== Segment start ==

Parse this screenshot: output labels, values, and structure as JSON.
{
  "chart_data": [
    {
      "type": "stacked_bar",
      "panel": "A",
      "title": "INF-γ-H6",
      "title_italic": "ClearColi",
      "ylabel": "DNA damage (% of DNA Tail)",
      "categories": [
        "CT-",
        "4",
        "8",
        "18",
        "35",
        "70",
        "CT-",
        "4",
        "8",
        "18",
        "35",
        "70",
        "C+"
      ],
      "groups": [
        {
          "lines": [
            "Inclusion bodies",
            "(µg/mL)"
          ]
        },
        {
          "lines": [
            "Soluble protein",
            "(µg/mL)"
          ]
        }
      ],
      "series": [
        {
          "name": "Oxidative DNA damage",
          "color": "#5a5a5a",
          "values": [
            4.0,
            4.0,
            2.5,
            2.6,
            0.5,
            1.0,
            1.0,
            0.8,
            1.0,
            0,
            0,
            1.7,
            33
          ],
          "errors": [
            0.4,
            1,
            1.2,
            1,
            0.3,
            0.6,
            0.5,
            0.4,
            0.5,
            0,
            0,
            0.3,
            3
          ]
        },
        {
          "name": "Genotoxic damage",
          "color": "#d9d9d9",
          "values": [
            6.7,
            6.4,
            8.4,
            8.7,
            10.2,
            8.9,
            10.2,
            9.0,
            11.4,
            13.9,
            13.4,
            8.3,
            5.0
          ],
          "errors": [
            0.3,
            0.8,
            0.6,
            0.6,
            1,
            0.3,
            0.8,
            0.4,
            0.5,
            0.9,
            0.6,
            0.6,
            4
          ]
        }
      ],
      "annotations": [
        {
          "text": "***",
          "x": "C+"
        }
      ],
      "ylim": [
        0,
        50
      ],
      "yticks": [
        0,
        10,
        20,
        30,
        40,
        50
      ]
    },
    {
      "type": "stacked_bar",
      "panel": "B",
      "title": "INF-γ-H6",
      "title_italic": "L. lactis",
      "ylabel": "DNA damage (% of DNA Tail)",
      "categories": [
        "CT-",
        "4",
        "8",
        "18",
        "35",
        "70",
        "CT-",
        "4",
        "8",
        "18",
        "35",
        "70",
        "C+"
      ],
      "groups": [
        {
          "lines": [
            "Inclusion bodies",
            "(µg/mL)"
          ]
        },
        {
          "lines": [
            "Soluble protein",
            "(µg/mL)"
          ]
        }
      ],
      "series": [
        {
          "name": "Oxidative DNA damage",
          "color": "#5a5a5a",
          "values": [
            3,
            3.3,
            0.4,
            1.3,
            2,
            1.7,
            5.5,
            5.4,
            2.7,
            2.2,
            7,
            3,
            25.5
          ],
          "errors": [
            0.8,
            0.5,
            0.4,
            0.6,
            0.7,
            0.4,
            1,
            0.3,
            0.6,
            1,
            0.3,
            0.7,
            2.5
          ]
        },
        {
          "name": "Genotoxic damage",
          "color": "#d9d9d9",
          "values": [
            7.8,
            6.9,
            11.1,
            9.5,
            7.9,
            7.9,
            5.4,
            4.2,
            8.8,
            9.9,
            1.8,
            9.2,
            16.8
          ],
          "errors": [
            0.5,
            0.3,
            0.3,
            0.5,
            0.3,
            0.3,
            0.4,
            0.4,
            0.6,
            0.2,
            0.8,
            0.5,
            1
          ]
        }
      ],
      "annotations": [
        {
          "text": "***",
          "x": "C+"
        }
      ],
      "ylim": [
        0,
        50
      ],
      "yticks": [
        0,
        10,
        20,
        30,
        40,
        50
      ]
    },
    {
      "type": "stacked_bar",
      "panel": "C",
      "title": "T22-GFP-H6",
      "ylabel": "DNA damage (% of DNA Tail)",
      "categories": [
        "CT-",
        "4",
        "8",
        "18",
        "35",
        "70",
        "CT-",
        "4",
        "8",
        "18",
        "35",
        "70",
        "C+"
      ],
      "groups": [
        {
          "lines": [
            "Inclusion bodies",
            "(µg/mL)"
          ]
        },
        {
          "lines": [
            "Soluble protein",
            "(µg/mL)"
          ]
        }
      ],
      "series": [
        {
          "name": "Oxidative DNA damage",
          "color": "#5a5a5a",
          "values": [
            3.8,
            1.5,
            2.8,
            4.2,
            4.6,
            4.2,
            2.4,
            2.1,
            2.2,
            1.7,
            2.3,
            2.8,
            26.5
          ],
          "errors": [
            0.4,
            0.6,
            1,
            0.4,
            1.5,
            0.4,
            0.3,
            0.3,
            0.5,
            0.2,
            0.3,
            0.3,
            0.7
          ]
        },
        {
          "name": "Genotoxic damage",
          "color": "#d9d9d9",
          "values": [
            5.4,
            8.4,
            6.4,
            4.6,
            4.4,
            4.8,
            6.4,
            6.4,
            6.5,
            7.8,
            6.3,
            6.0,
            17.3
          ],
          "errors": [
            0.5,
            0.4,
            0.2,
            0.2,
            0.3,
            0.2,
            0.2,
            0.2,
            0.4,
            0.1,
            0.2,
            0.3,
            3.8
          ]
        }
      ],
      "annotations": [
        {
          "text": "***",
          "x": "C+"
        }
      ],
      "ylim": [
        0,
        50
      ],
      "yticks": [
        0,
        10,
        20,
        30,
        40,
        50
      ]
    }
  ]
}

== Segment end ==

▶ PROBLEM REQUIREMENTS:
The task calls for every line of the material to be reproduced precisely.

▶ RESPONSE FOR THIS EXERCISE:
Parse this screenshot: output labels, values, and structure as JSON.
{
  "chart_data": [
    {
      "type": "stacked_bar",
      "panel": "A",
      "title": "INF-γ-H6",
      "title_italic": "ClearColi",
      "ylabel": "DNA damage (% of DNA Tail)",
      "categories": [
        "CT-",
        "4",
        "8",
        "18",
        "35",
        "70",
        "CT-",
        "4",
        "8",
        "18",
        "35",
        "70",
        "C+"
      ],
      "groups": [
        {
          "lines": [
            "Inclusion bodies",
            "(µg/mL)"
          ]
        },
        {
          "lines": [
            "Soluble protein",
            "(µg/mL)"
          ]
        }
      ],
      "series": [
        {
          "name": "Oxidative DNA damage",
          "color": "#5a5a5a",
          "values": [
            4.0,
            4.0,
            2.5,
            2.6,
            0.5,
            1.0,
            1.0,
            0.8,
            1.0,
            0,
            0,
            1.7,
            33
          ],
          "errors": [
            0.4,
            1,
            1.2,
            1,
            0.3,
            0.6,
            0.5,
            0.4,
            0.5,
            0,
            0,
            0.3,
            3
          ]
        },
        {
          "name": "Genotoxic damage",
          "color": "#d9d9d9",
          "values": [
            6.7,
            6.4,
            8.4,
            8.7,
            10.2,
            8.9,
            10.2,
            9.0,
            11.4,
            13.9,
            13.4,
            8.3,
            5.0
          ],
          "errors": [
            0.3,
            0.8,
            0.6,
            0.6,
            1,
            0.3,
            0.8,
            0.4,
            0.5,
            0.9,
            0.6,
            0.6,
            4
          ]
        }
      ],
      "annotations": [
        {
          "text": "***",
          "x": "C+"
        }
      ],
      "ylim": [
        0,
        50
      ],
      "yticks": [
        0,
        10,
        20,
        30,
        40,
        50
      ]
    },
    {
      "type": "stacked_bar",
      "panel": "B",
      "title": "INF-γ-H6",
      "title_italic": "L. lactis",
      "ylabel": "DNA damage (% of DNA Tail)",
      "categories": [
        "CT-",
        "4",
        "8",
        "18",
        "35",
        "70",
        "CT-",
        "4",
        "8",
        "18",
        "35",
        "70",
        "C+"
      ],
      "groups": [
        {
          "lines": [
            "Inclusion bodies",
            "(µg/mL)"
          ]
        },
        {
          "lines": [
            "Soluble protein",
            "(µg/mL)"
          ]
        }
      ],
      "series": [
        {
          "name": "Oxidative DNA damage",
          "color": "#5a5a5a",
          "values": [
            3,
            3.3,
            0.4,
            1.3,
            2,
            1.7,
            5.5,
            5.4,
            2.7,
            2.2,
            7,
            3,
            25.5
          ],
          "errors": [
            0.8,
            0.5,
            0.4,
            0.6,
            0.7,
            0.4,
            1,
            0.3,
            0.6,
            1,
            0.3,
            0.7,
            2.5
          ]
        },
        {
          "name": "Genotoxic damage",
          "color": "#d9d9d9",
          "values": [
            7.8,
            6.9,
            11.1,
            9.5,
            7.9,
            7.9,
            5.4,
            4.2,
            8.8,
            9.9,
            1.8,
            9.2,
            16.8
          ],
          "errors": [
            0.5,
            0.3,
            0.3,
            0.5,
            0.3,
            0.3,
            0.4,
            0.4,
            0.6,
            0.2,
            0.8,
            0.5,
            1
          ]
        }
      ],
      "annotations": [
        {
          "text": "***",
          "x": "C+"
        }
      ],
      "ylim": [
        0,
        50
      ],
      "yticks": [
        0,
        10,
        20,
        30,
        40,
        50
      ]
    },
    {
      "type": "stacked_bar",
      "panel": "C",
      "title": "T22-GFP-H6",
      "ylabel": "DNA damage (% of DNA Tail)",
      "categories": [
        "CT-",
        "4",
        "8",
        "18",
        "35",
        "70",
        "CT-",
        "4",
        "8",
        "18",
        "35",
        "70",
        "C+"
      ],
      "groups": [
        {
          "lines": [
            "Inclusion bodies",
            "(µg/mL)"
          ]
        },
        {
          "lines": [
            "Soluble protein",
            "(µg/mL)"
          ]
        }
      ],
      "series": [
        {
          "name": "Oxidative DNA damage",
          "color": "#5a5a5a",
          "values": [
            3.8,
            1.5,
            2.8,
            4.2,
            4.6,
            4.2,
            2.4,
            2.1,
            2.2,
            1.7,
            2.3,
            2.8,
            26.5
          ],
          "errors": [
            0.4,
            0.6,
            1,
            0.4,
            1.5,
            0.4,
            0.3,
            0.3,
            0.5,
            0.2,
            0.3,
            0.3,
            0.7
          ]
        },
        {
          "name": "Genotoxic damage",
          "color": "#d9d9d9",
          "values": [
            5.4,
            8.4,
            6.4,
            4.6,
            4.4,
            4.8,
            6.4,
            6.4,
            6.5,
            7.8,
            6.3,
            6.0,
            17.3
          ],
          "errors": [
            0.5,
            0.4,
            0.2,
            0.2,
            0.3,
            0.2,
            0.2,
            0.2,
            0.4,
            0.1,
            0.2,
            0.3,
            3.8
          ]
        }
      ],
      "annotations": [
        {
          "text": "***",
          "x": "C+"
        }
      ],
      "ylim": [
        0,
        50
      ],
      "yticks": [
        0,
        10,
        20,
        30,
        40,
        50
      ]
    }
  ]
}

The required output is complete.